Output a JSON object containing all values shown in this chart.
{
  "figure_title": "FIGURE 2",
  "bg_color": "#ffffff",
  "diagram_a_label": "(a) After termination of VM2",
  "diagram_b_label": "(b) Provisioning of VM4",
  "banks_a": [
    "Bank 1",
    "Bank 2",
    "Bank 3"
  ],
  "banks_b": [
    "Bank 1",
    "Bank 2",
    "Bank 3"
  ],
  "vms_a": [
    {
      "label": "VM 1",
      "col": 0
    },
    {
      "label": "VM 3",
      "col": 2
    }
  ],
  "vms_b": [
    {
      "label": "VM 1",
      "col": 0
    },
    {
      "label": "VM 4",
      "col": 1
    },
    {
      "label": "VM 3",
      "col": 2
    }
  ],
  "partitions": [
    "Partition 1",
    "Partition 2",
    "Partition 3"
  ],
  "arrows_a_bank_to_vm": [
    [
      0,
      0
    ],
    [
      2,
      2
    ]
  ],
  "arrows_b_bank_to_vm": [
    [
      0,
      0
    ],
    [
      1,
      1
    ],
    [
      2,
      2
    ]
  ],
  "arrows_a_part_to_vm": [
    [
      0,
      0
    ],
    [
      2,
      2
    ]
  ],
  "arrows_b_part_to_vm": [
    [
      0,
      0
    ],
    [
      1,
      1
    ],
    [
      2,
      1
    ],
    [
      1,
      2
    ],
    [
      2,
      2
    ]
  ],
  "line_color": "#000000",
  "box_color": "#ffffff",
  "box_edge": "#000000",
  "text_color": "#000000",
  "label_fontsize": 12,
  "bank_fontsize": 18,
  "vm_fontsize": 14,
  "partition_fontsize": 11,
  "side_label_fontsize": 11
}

WHAT IS NEEDED: Copy every line verbatim.

EXPECTED OUTPUT:
Output a JSON object containing all values shown in this chart.
{
  "figure_title": "FIGURE 2",
  "bg_color": "#ffffff",
  "diagram_a_label": "(a) After termination of VM2",
  "diagram_b_label": "(b) Provisioning of VM4",
  "banks_a": [
    "Bank 1",
    "Bank 2",
    "Bank 3"
  ],
  "banks_b": [
    "Bank 1",
    "Bank 2",
    "Bank 3"
  ],
  "vms_a": [
    {
      "label": "VM 1",
      "col": 0
    },
    {
      "label": "VM 3",
      "col": 2
    }
  ],
  "vms_b": [
    {
      "label": "VM 1",
      "col": 0
    },
    {
      "label": "VM 4",
      "col": 1
    },
    {
      "label": "VM 3",
      "col": 2
    }
  ],
  "partitions": [
    "Partition 1",
    "Partition 2",
    "Partition 3"
  ],
  "arrows_a_bank_to_vm": [
    [
      0,
      0
    ],
    [
      2,
      2
    ]
  ],
  "arrows_b_bank_to_vm": [
    [
      0,
      0
    ],
    [
      1,
      1
    ],
    [
      2,
      2
    ]
  ],
  "arrows_a_part_to_vm": [
    [
      0,
      0
    ],
    [
      2,
      2
    ]
  ],
  "arrows_b_part_to_vm": [
    [
      0,
      0
    ],
    [
      1,
      1
    ],
    [
      2,
      1
    ],
    [
      1,
      2
    ],
    [
      2,
      2
    ]
  ],
  "line_color": "#000000",
  "box_color": "#ffffff",
  "box_edge": "#000000",
  "text_color": "#000000",
  "label_fontsize": 12,
  "bank_fontsize": 18,
  "vm_fontsize": 14,
  "partition_fontsize": 11,
  "side_label_fontsize": 11
}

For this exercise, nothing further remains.